_Required task_
Leave out the pictures and repeat every record exactly.

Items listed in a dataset
** start **

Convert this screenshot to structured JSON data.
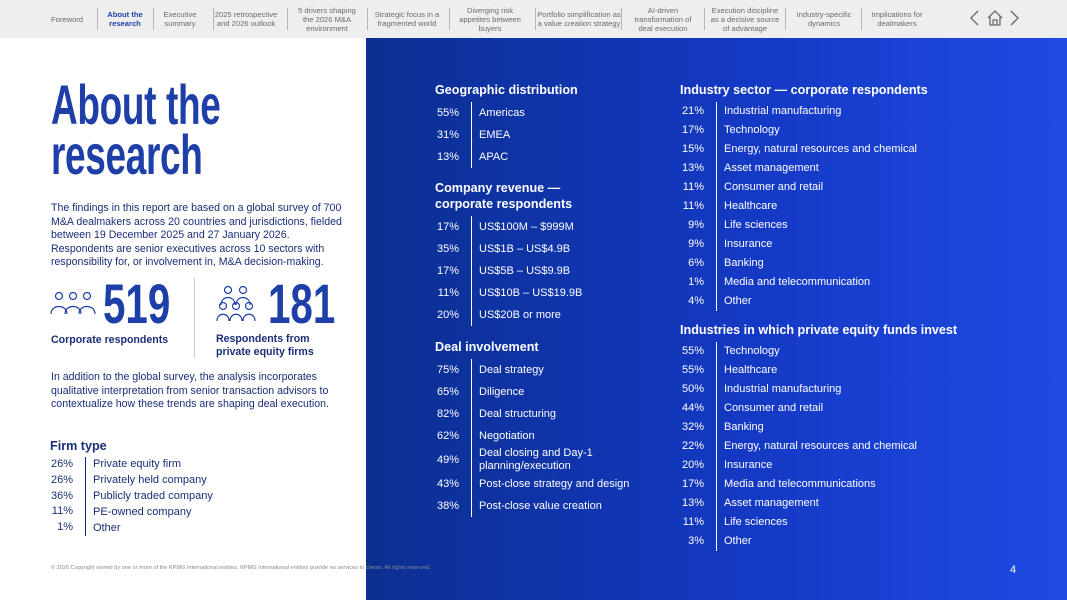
{
  "nav": {
    "items": [
      "Foreword",
      "About the research",
      "Executive summary",
      "2025 retrospective and 2026 outlook",
      "5 drivers shaping the 2026 M&A environment",
      "Strategic focus in a fragmented world",
      "Diverging risk appetites between buyers",
      "Portfolio simplification as a value creation strategy",
      "AI-driven transformation of deal execution",
      "Execution discipline as a decisive source of advantage",
      "Industry-specific dynamics",
      "Implications for dealmakers"
    ]
  },
  "title": "About the research",
  "intro": "The findings in this report are based on a global survey of 700 M&A dealmakers across 20 countries and jurisdictions, fielded between 19 December 2025 and 27 January 2026. Respondents are senior executives across 10 sectors with responsibility for, or involvement in, M&A decision-making.",
  "stats": [
    {
      "value": "519",
      "label": "Corporate respondents"
    },
    {
      "value": "181",
      "label": "Respondents from private equity firms"
    }
  ],
  "note": "In addition to the global survey, the analysis incorporates qualitative interpretation from senior transaction advisors to contextualize how these trends are shaping deal execution.",
  "firm_type": {
    "title": "Firm type",
    "rows": [
      {
        "pct": "26%",
        "label": "Private equity firm"
      },
      {
        "pct": "26%",
        "label": "Privately held company"
      },
      {
        "pct": "36%",
        "label": "Publicly traded company"
      },
      {
        "pct": "11%",
        "label": "PE-owned company"
      },
      {
        "pct": "1%",
        "label": "Other"
      }
    ]
  },
  "sections": [
    {
      "title": "Geographic distribution",
      "rows": [
        {
          "pct": "55%",
          "label": "Americas"
        },
        {
          "pct": "31%",
          "label": "EMEA"
        },
        {
          "pct": "13%",
          "label": "APAC"
        }
      ]
    },
    {
      "title": "Company revenue — corporate respondents",
      "rows": [
        {
          "pct": "17%",
          "label": "US$100M – $999M"
        },
        {
          "pct": "35%",
          "label": "US$1B – US$4.9B"
        },
        {
          "pct": "17%",
          "label": "US$5B – US$9.9B"
        },
        {
          "pct": "11%",
          "label": "US$10B – US$19.9B"
        },
        {
          "pct": "20%",
          "label": "US$20B or more"
        }
      ]
    },
    {
      "title": "Deal involvement",
      "rows": [
        {
          "pct": "75%",
          "label": "Deal strategy"
        },
        {
          "pct": "65%",
          "label": "Diligence"
        },
        {
          "pct": "82%",
          "label": "Deal structuring"
        },
        {
          "pct": "62%",
          "label": "Negotiation"
        },
        {
          "pct": "49%",
          "label": "Deal closing and Day-1 planning/execution"
        },
        {
          "pct": "43%",
          "label": "Post-close strategy and design"
        },
        {
          "pct": "38%",
          "label": "Post-close value creation"
        }
      ]
    },
    {
      "title": "Industry sector — corporate respondents",
      "rows": [
        {
          "pct": "21%",
          "label": "Industrial manufacturing"
        },
        {
          "pct": "17%",
          "label": "Technology"
        },
        {
          "pct": "15%",
          "label": "Energy, natural resources and chemical"
        },
        {
          "pct": "13%",
          "label": "Asset management"
        },
        {
          "pct": "11%",
          "label": "Consumer and retail"
        },
        {
          "pct": "11%",
          "label": "Healthcare"
        },
        {
          "pct": "9%",
          "label": "Life sciences"
        },
        {
          "pct": "9%",
          "label": "Insurance"
        },
        {
          "pct": "6%",
          "label": "Banking"
        },
        {
          "pct": "1%",
          "label": "Media and telecommunication"
        },
        {
          "pct": "4%",
          "label": "Other"
        }
      ]
    },
    {
      "title": "Industries in which private equity funds invest",
      "rows": [
        {
          "pct": "55%",
          "label": "Technology"
        },
        {
          "pct": "55%",
          "label": "Healthcare"
        },
        {
          "pct": "50%",
          "label": "Industrial manufacturing"
        },
        {
          "pct": "44%",
          "label": "Consumer and retail"
        },
        {
          "pct": "32%",
          "label": "Banking"
        },
        {
          "pct": "22%",
          "label": "Energy, natural resources and chemical"
        },
        {
          "pct": "20%",
          "label": "Insurance"
        },
        {
          "pct": "17%",
          "label": "Media and telecommunications"
        },
        {
          "pct": "13%",
          "label": "Asset management"
        },
        {
          "pct": "11%",
          "label": "Life sciences"
        },
        {
          "pct": "3%",
          "label": "Other"
        }
      ]
    }
  ],
  "footer": "© 2026 Copyright owned by one or more of the KPMG International entities. KPMG International entities provide no services to clients. All rights reserved.",
  "page_number": "4"
}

** end **

_Exercise output_
Convert this screenshot to structured JSON data.
{
  "nav": {
    "items": [
      "Foreword",
      "About the research",
      "Executive summary",
      "2025 retrospective and 2026 outlook",
      "5 drivers shaping the 2026 M&A environment",
      "Strategic focus in a fragmented world",
      "Diverging risk appetites between buyers",
      "Portfolio simplification as a value creation strategy",
      "AI-driven transformation of deal execution",
      "Execution discipline as a decisive source of advantage",
      "Industry-specific dynamics",
      "Implications for dealmakers"
    ]
  },
  "title": "About the research",
  "intro": "The findings in this report are based on a global survey of 700 M&A dealmakers across 20 countries and jurisdictions, fielded between 19 December 2025 and 27 January 2026. Respondents are senior executives across 10 sectors with responsibility for, or involvement in, M&A decision-making.",
  "stats": [
    {
      "value": "519",
      "label": "Corporate respondents"
    },
    {
      "value": "181",
      "label": "Respondents from private equity firms"
    }
  ],
  "note": "In addition to the global survey, the analysis incorporates qualitative interpretation from senior transaction advisors to contextualize how these trends are shaping deal execution.",
  "firm_type": {
    "title": "Firm type",
    "rows": [
      {
        "pct": "26%",
        "label": "Private equity firm"
      },
      {
        "pct": "26%",
        "label": "Privately held company"
      },
      {
        "pct": "36%",
        "label": "Publicly traded company"
      },
      {
        "pct": "11%",
        "label": "PE-owned company"
      },
      {
        "pct": "1%",
        "label": "Other"
      }
    ]
  },
  "sections": [
    {
      "title": "Geographic distribution",
      "rows": [
        {
          "pct": "55%",
          "label": "Americas"
        },
        {
          "pct": "31%",
          "label": "EMEA"
        },
        {
          "pct": "13%",
          "label": "APAC"
        }
      ]
    },
    {
      "title": "Company revenue — corporate respondents",
      "rows": [
        {
          "pct": "17%",
          "label": "US$100M – $999M"
        },
        {
          "pct": "35%",
          "label": "US$1B – US$4.9B"
        },
        {
          "pct": "17%",
          "label": "US$5B – US$9.9B"
        },
        {
          "pct": "11%",
          "label": "US$10B – US$19.9B"
        },
        {
          "pct": "20%",
          "label": "US$20B or more"
        }
      ]
    },
    {
      "title": "Deal involvement",
      "rows": [
        {
          "pct": "75%",
          "label": "Deal strategy"
        },
        {
          "pct": "65%",
          "label": "Diligence"
        },
        {
          "pct": "82%",
          "label": "Deal structuring"
        },
        {
          "pct": "62%",
          "label": "Negotiation"
        },
        {
          "pct": "49%",
          "label": "Deal closing and Day-1 planning/execution"
        },
        {
          "pct": "43%",
          "label": "Post-close strategy and design"
        },
        {
          "pct": "38%",
          "label": "Post-close value creation"
        }
      ]
    },
    {
      "title": "Industry sector — corporate respondents",
      "rows": [
        {
          "pct": "21%",
          "label": "Industrial manufacturing"
        },
        {
          "pct": "17%",
          "label": "Technology"
        },
        {
          "pct": "15%",
          "label": "Energy, natural resources and chemical"
        },
        {
          "pct": "13%",
          "label": "Asset management"
        },
        {
          "pct": "11%",
          "label": "Consumer and retail"
        },
        {
          "pct": "11%",
          "label": "Healthcare"
        },
        {
          "pct": "9%",
          "label": "Life sciences"
        },
        {
          "pct": "9%",
          "label": "Insurance"
        },
        {
          "pct": "6%",
          "label": "Banking"
        },
        {
          "pct": "1%",
          "label": "Media and telecommunication"
        },
        {
          "pct": "4%",
          "label": "Other"
        }
      ]
    },
    {
      "title": "Industries in which private equity funds invest",
      "rows": [
        {
          "pct": "55%",
          "label": "Technology"
        },
        {
          "pct": "55%",
          "label": "Healthcare"
        },
        {
          "pct": "50%",
          "label": "Industrial manufacturing"
        },
        {
          "pct": "44%",
          "label": "Consumer and retail"
        },
        {
          "pct": "32%",
          "label": "Banking"
        },
        {
          "pct": "22%",
          "label": "Energy, natural resources and chemical"
        },
        {
          "pct": "20%",
          "label": "Insurance"
        },
        {
          "pct": "17%",
          "label": "Media and telecommunications"
        },
        {
          "pct": "13%",
          "label": "Asset management"
        },
        {
          "pct": "11%",
          "label": "Life sciences"
        },
        {
          "pct": "3%",
          "label": "Other"
        }
      ]
    }
  ],
  "footer": "© 2026 Copyright owned by one or more of the KPMG International entities. KPMG International entities provide no services to clients. All rights reserved.",
  "page_number": "4"
}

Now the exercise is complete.